Request: Produce an exact copy of all the data below, dropping every image.

Records for the exercise:
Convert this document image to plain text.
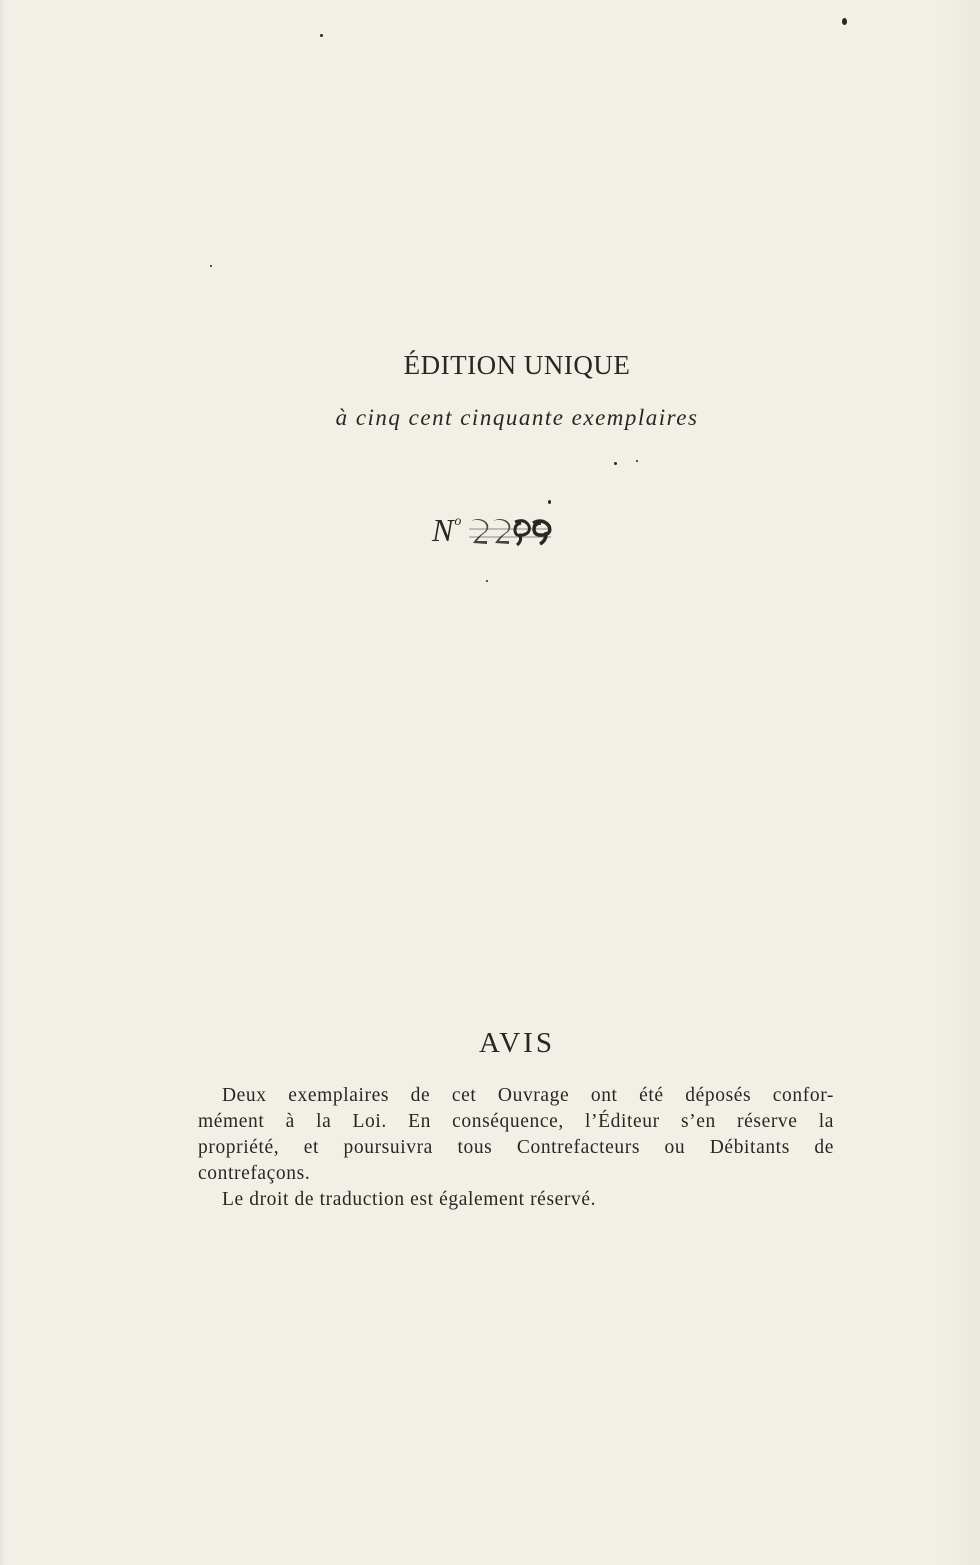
ÉDITION UNIQUE
à cinq cent cinquante exemplaires
N o
AVIS

Deux exemplaires de cet Ouvrage ont été déposés confor-
mément à la Loi. En conséquence, l’Éditeur s’en réserve la
propriété, et poursuivra tous Contrefacteurs ou Débitants de
contrefaçons.

Le droit de traduction est également réservé.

The result:
Convert this document image to plain text.
ÉDITION UNIQUE
à cinq cent cinquante exemplaires
N o
AVIS

Deux exemplaires de cet Ouvrage ont été déposés confor-
mément à la Loi. En conséquence, l’Éditeur s’en réserve la
propriété, et poursuivra tous Contrefacteurs ou Débitants de
contrefaçons.

Le droit de traduction est également réservé.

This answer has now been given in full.